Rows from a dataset

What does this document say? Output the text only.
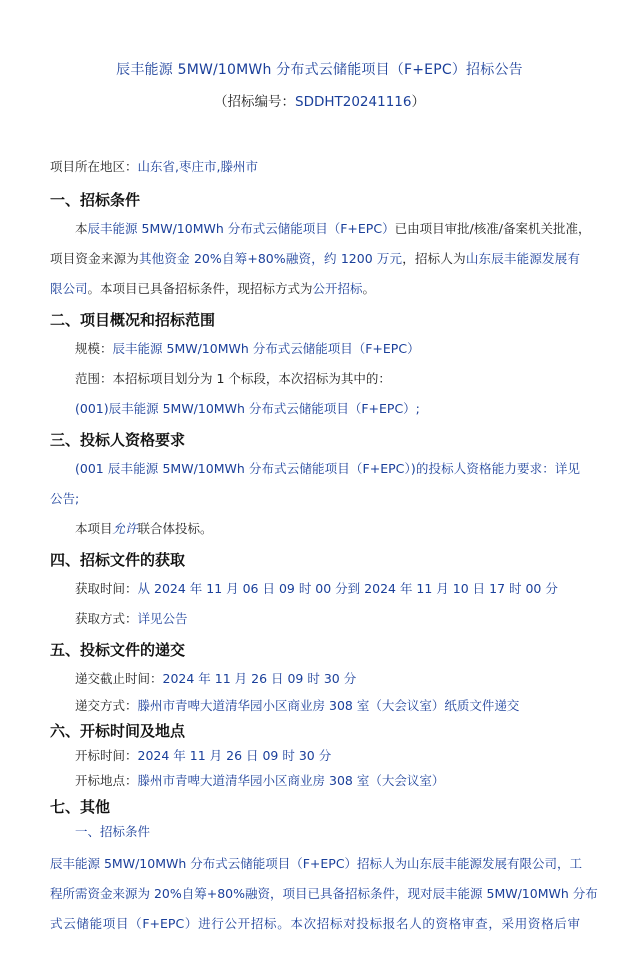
辰丰能源 5MW/10MWh 分布式云储能项目（F+EPC）招标公告
（招标编号：SDDHT20241116）
项目所在地区：山东省,枣庄市,滕州市
一、招标条件
本辰丰能源 5MW/10MWh 分布式云储能项目（F+EPC）已由项目审批/核准/备案机关批准，
项目资金来源为其他资金 20%自筹+80%融资，约 1200 万元，招标人为山东辰丰能源发展有
限公司。本项目已具备招标条件，现招标方式为公开招标。
二、项目概况和招标范围
规模：辰丰能源 5MW/10MWh 分布式云储能项目（F+EPC）
范围：本招标项目划分为 1 个标段，本次招标为其中的：
(001)辰丰能源 5MW/10MWh 分布式云储能项目（F+EPC）;
三、投标人资格要求
(001 辰丰能源 5MW/10MWh 分布式云储能项目（F+EPC）)的投标人资格能力要求：详见
公告;
本项目允许联合体投标。
四、招标文件的获取
获取时间：从 2024 年 11 月 06 日 09 时 00 分到 2024 年 11 月 10 日 17 时 00 分
获取方式：详见公告
五、投标文件的递交
递交截止时间：2024 年 11 月 26 日 09 时 30 分
递交方式：滕州市青啤大道清华园小区商业房 308 室（大会议室）纸质文件递交
六、开标时间及地点
开标时间：2024 年 11 月 26 日 09 时 30 分
开标地点：滕州市青啤大道清华园小区商业房 308 室（大会议室）
七、其他
一、招标条件
辰丰能源 5MW/10MWh 分布式云储能项目（F+EPC）招标人为山东辰丰能源发展有限公司，工
程所需资金来源为 20%自筹+80%融资，项目已具备招标条件，现对辰丰能源 5MW/10MWh 分布
式云储能项目（F+EPC）进行公开招标。本次招标对投标报名人的资格审查，采用资格后审
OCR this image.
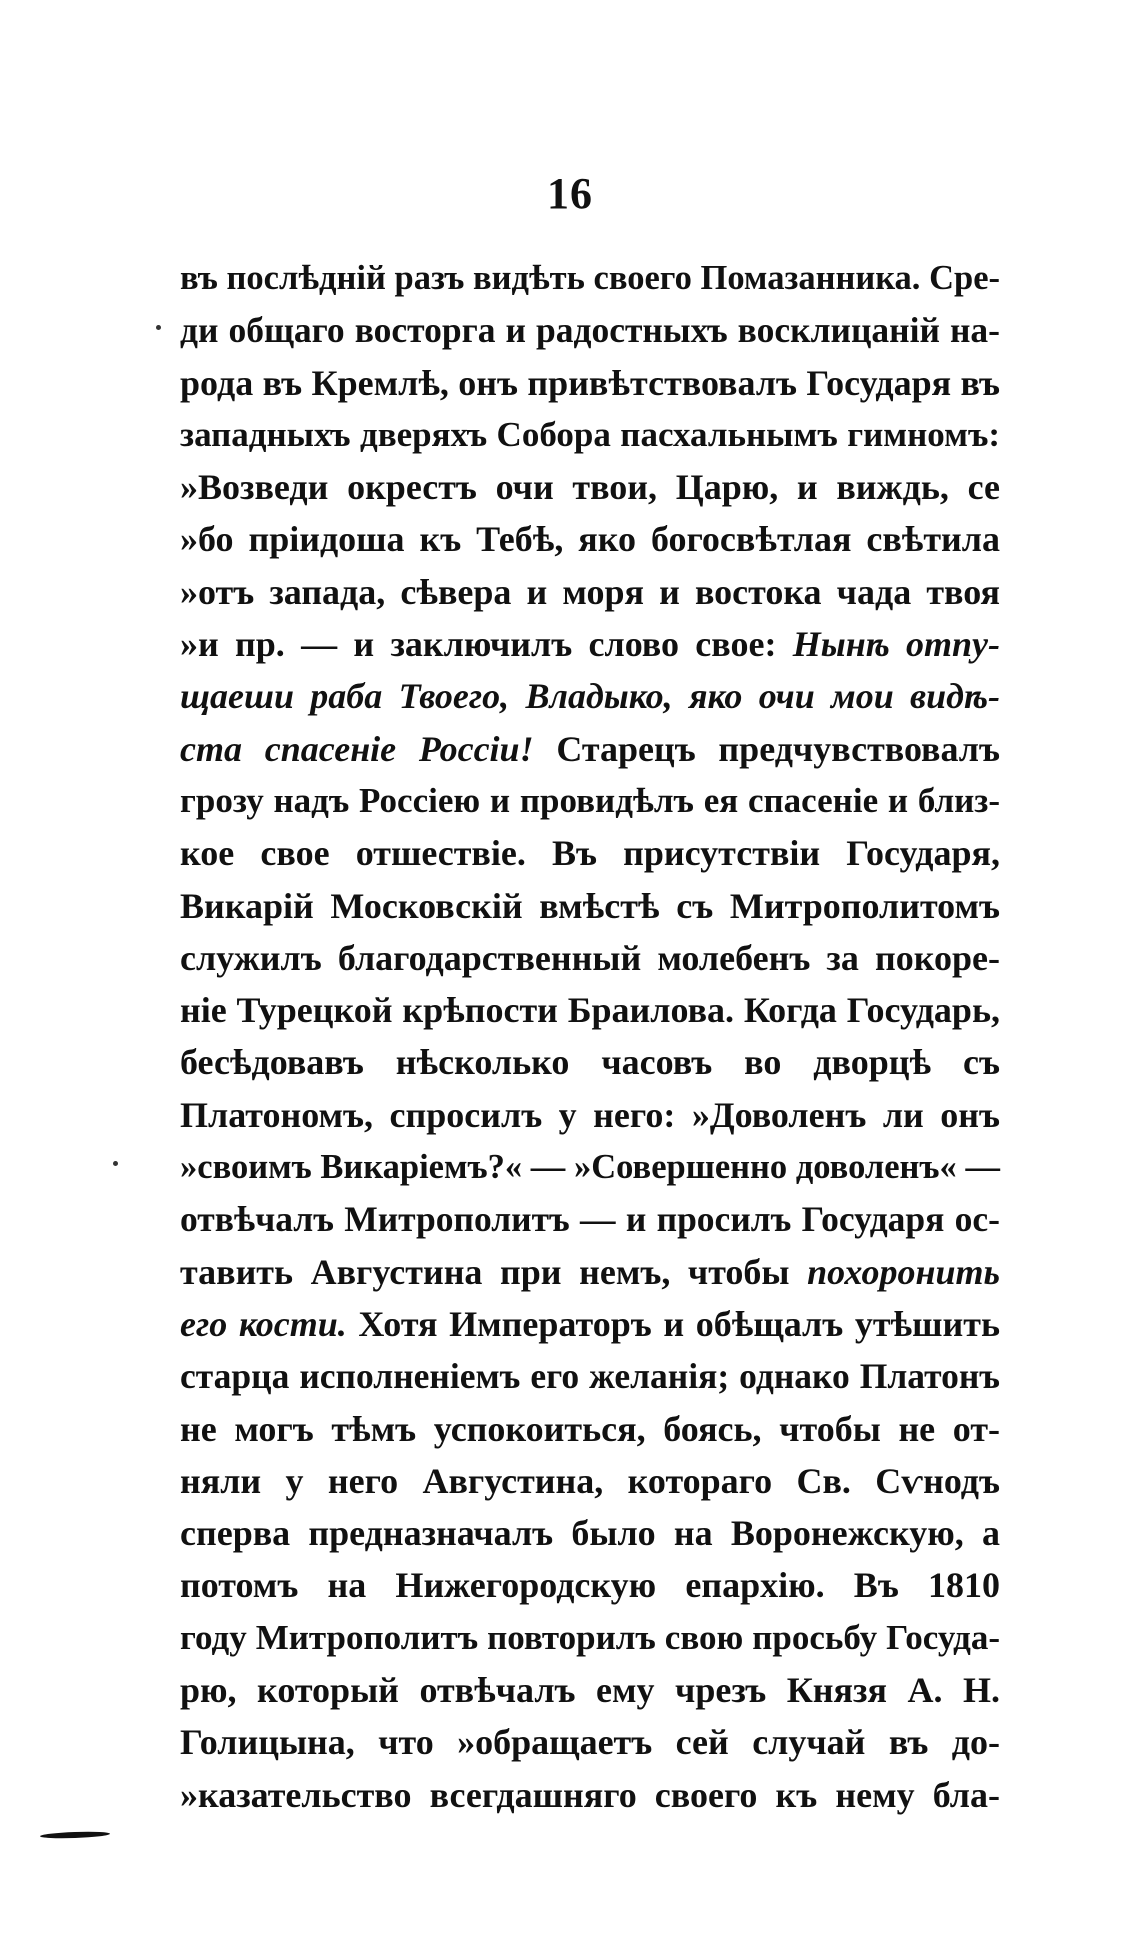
16
въ послѣдній разъ видѣть своего Помазанника. Сре-
ди общаго восторга и радостныхъ восклицаній на-
рода въ Кремлѣ, онъ привѣтствовалъ Государя въ
западныхъ дверяхъ Собора пасхальнымъ гимномъ:
»Возведи окрестъ очи твои, Царю, и виждь, се
»бо пріидоша къ Тебѣ, яко богосвѣтлая свѣтила
»отъ запада, сѣвера и моря и востока чада твоя
»и пр. — и заключилъ слово свое: Нынѣ отпу-
щаеши раба Твоего, Владыко, яко очи мои видѣ-
ста спасеніе Россіи! Старецъ предчувствовалъ
грозу надъ Россіею и провидѣлъ ея спасеніе и близ-
кое свое отшествіе. Въ присутствіи Государя,
Викарій Московскій вмѣстѣ съ Митрополитомъ
служилъ благодарственный молебенъ за покоре-
ніе Турецкой крѣпости Браилова. Когда Государь,
бесѣдовавъ нѣсколько часовъ во дворцѣ съ
Платономъ, спросилъ у него: »Доволенъ ли онъ
»своимъ Викаріемъ?« — »Совершенно доволенъ« —
отвѣчалъ Митрополитъ — и просилъ Государя ос-
тавить Августина при немъ, чтобы похоронить
его кости. Хотя Императоръ и обѣщалъ утѣшить
старца исполненіемъ его желанія; однако Платонъ
не могъ тѣмъ успокоиться, боясь, чтобы не от-
няли у него Августина, котораго Св. Сѵнодъ
сперва предназначалъ было на Воронежскую, а
потомъ на Нижегородскую епархію. Въ 1810
году Митрополитъ повторилъ свою просьбу Госуда-
рю, который отвѣчалъ ему чрезъ Князя А. Н.
Голицына, что »обращаетъ сей случай въ до-
»казательство всегдашняго своего къ нему бла-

* _SET TASK_:
Which lines hold the word "Государя"? Copy every one of them.

* _COMPLETED EXERCISE_:
рода въ Кремлѣ, онъ привѣтствовалъ Государя въ
кое свое отшествіе. Въ присутствіи Государя,
отвѣчалъ Митрополитъ — и просилъ Государя ос-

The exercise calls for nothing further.